Problem to solve →
Below are records to be output exactly, every one of them.

Entries →
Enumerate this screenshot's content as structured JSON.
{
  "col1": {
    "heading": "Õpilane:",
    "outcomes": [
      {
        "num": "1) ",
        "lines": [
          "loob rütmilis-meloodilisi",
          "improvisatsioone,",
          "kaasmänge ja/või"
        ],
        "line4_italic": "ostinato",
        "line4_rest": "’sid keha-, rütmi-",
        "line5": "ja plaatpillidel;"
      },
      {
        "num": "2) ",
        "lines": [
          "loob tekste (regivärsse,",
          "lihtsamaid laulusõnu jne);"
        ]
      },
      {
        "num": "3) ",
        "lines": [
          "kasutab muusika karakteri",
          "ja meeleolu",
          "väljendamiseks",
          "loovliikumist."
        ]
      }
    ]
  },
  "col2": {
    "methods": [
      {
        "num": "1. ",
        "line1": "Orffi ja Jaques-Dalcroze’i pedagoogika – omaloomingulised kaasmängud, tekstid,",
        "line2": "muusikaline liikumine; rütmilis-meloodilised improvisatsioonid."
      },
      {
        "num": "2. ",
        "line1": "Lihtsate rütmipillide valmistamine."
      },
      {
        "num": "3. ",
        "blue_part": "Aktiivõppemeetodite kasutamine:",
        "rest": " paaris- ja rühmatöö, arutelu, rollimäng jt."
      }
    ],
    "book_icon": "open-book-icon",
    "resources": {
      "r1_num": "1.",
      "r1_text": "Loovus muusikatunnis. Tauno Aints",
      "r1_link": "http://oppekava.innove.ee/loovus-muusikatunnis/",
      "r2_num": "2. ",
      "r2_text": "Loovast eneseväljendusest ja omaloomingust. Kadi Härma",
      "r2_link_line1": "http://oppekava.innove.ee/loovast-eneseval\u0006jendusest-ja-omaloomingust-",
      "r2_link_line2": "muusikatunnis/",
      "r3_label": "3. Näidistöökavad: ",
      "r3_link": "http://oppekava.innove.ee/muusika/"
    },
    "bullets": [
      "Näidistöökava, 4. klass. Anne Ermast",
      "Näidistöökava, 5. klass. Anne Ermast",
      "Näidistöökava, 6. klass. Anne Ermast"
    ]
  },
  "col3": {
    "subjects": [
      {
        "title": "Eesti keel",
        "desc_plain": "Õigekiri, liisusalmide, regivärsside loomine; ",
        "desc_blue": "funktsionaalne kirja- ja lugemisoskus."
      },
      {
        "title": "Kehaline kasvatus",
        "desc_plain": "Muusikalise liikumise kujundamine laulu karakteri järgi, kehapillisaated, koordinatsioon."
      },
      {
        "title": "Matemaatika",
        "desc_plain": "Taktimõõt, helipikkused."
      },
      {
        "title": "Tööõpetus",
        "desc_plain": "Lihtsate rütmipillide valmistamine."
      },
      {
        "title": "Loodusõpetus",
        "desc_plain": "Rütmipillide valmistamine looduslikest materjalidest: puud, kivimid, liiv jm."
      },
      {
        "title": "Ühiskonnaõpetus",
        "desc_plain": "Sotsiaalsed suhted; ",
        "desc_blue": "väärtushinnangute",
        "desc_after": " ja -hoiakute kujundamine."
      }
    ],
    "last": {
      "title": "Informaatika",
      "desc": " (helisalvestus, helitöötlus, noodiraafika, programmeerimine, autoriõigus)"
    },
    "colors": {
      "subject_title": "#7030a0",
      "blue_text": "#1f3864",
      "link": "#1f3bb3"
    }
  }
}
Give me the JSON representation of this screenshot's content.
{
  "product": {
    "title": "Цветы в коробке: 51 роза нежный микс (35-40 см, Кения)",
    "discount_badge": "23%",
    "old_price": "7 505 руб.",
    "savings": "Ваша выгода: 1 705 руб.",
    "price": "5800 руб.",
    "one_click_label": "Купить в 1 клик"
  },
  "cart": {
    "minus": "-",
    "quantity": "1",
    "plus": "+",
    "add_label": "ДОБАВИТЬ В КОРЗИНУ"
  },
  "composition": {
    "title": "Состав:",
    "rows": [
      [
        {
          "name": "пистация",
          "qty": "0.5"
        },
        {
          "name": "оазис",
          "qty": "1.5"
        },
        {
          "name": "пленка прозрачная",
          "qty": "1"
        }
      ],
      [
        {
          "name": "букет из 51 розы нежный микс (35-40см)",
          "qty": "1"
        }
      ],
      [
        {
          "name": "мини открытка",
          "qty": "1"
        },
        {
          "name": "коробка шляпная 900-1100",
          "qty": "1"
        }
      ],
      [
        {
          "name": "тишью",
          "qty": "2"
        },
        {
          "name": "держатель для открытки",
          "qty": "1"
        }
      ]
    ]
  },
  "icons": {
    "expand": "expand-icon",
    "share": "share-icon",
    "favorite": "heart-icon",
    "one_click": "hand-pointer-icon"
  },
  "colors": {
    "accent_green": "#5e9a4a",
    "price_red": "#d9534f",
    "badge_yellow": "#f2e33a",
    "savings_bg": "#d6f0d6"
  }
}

Solved problem →
Enumerate this screenshot's content as structured JSON.
{
  "col1": {
    "heading": "Õpilane:",
    "outcomes": [
      {
        "num": "1) ",
        "lines": [
          "loob rütmilis-meloodilisi",
          "improvisatsioone,",
          "kaasmänge ja/või"
        ],
        "line4_italic": "ostinato",
        "line4_rest": "’sid keha-, rütmi-",
        "line5": "ja plaatpillidel;"
      },
      {
        "num": "2) ",
        "lines": [
          "loob tekste (regivärsse,",
          "lihtsamaid laulusõnu jne);"
        ]
      },
      {
        "num": "3) ",
        "lines": [
          "kasutab muusika karakteri",
          "ja meeleolu",
          "väljendamiseks",
          "loovliikumist."
        ]
      }
    ]
  },
  "col2": {
    "methods": [
      {
        "num": "1. ",
        "line1": "Orffi ja Jaques-Dalcroze’i pedagoogika – omaloomingulised kaasmängud, tekstid,",
        "line2": "muusikaline liikumine; rütmilis-meloodilised improvisatsioonid."
      },
      {
        "num": "2. ",
        "line1": "Lihtsate rütmipillide valmistamine."
      },
      {
        "num": "3. ",
        "blue_part": "Aktiivõppemeetodite kasutamine:",
        "rest": " paaris- ja rühmatöö, arutelu, rollimäng jt."
      }
    ],
    "book_icon": "open-book-icon",
    "resources": {
      "r1_num": "1.",
      "r1_text": "Loovus muusikatunnis. Tauno Aints",
      "r1_link": "http://oppekava.innove.ee/loovus-muusikatunnis/",
      "r2_num": "2. ",
      "r2_text": "Loovast eneseväljendusest ja omaloomingust. Kadi Härma",
      "r2_link_line1": "http://oppekava.innove.ee/loovast-eneseval\u0006jendusest-ja-omaloomingust-",
      "r2_link_line2": "muusikatunnis/",
      "r3_label": "3. Näidistöökavad: ",
      "r3_link": "http://oppekava.innove.ee/muusika/"
    },
    "bullets": [
      "Näidistöökava, 4. klass. Anne Ermast",
      "Näidistöökava, 5. klass. Anne Ermast",
      "Näidistöökava, 6. klass. Anne Ermast"
    ]
  },
  "col3": {
    "subjects": [
      {
        "title": "Eesti keel",
        "desc_plain": "Õigekiri, liisusalmide, regivärsside loomine; ",
        "desc_blue": "funktsionaalne kirja- ja lugemisoskus."
      },
      {
        "title": "Kehaline kasvatus",
        "desc_plain": "Muusikalise liikumise kujundamine laulu karakteri järgi, kehapillisaated, koordinatsioon."
      },
      {
        "title": "Matemaatika",
        "desc_plain": "Taktimõõt, helipikkused."
      },
      {
        "title": "Tööõpetus",
        "desc_plain": "Lihtsate rütmipillide valmistamine."
      },
      {
        "title": "Loodusõpetus",
        "desc_plain": "Rütmipillide valmistamine looduslikest materjalidest: puud, kivimid, liiv jm."
      },
      {
        "title": "Ühiskonnaõpetus",
        "desc_plain": "Sotsiaalsed suhted; ",
        "desc_blue": "väärtushinnangute",
        "desc_after": " ja -hoiakute kujundamine."
      }
    ],
    "last": {
      "title": "Informaatika",
      "desc": " (helisalvestus, helitöötlus, noodiraafika, programmeerimine, autoriõigus)"
    },
    "colors": {
      "subject_title": "#7030a0",
      "blue_text": "#1f3864",
      "link": "#1f3bb3"
    }
  }
}
Give me the JSON representation of this screenshot's content.
{
  "product": {
    "title": "Цветы в коробке: 51 роза нежный микс (35-40 см, Кения)",
    "discount_badge": "23%",
    "old_price": "7 505 руб.",
    "savings": "Ваша выгода: 1 705 руб.",
    "price": "5800 руб.",
    "one_click_label": "Купить в 1 клик"
  },
  "cart": {
    "minus": "-",
    "quantity": "1",
    "plus": "+",
    "add_label": "ДОБАВИТЬ В КОРЗИНУ"
  },
  "composition": {
    "title": "Состав:",
    "rows": [
      [
        {
          "name": "пистация",
          "qty": "0.5"
        },
        {
          "name": "оазис",
          "qty": "1.5"
        },
        {
          "name": "пленка прозрачная",
          "qty": "1"
        }
      ],
      [
        {
          "name": "букет из 51 розы нежный микс (35-40см)",
          "qty": "1"
        }
      ],
      [
        {
          "name": "мини открытка",
          "qty": "1"
        },
        {
          "name": "коробка шляпная 900-1100",
          "qty": "1"
        }
      ],
      [
        {
          "name": "тишью",
          "qty": "2"
        },
        {
          "name": "держатель для открытки",
          "qty": "1"
        }
      ]
    ]
  },
  "icons": {
    "expand": "expand-icon",
    "share": "share-icon",
    "favorite": "heart-icon",
    "one_click": "hand-pointer-icon"
  },
  "colors": {
    "accent_green": "#5e9a4a",
    "price_red": "#d9534f",
    "badge_yellow": "#f2e33a",
    "savings_bg": "#d6f0d6"
  }
}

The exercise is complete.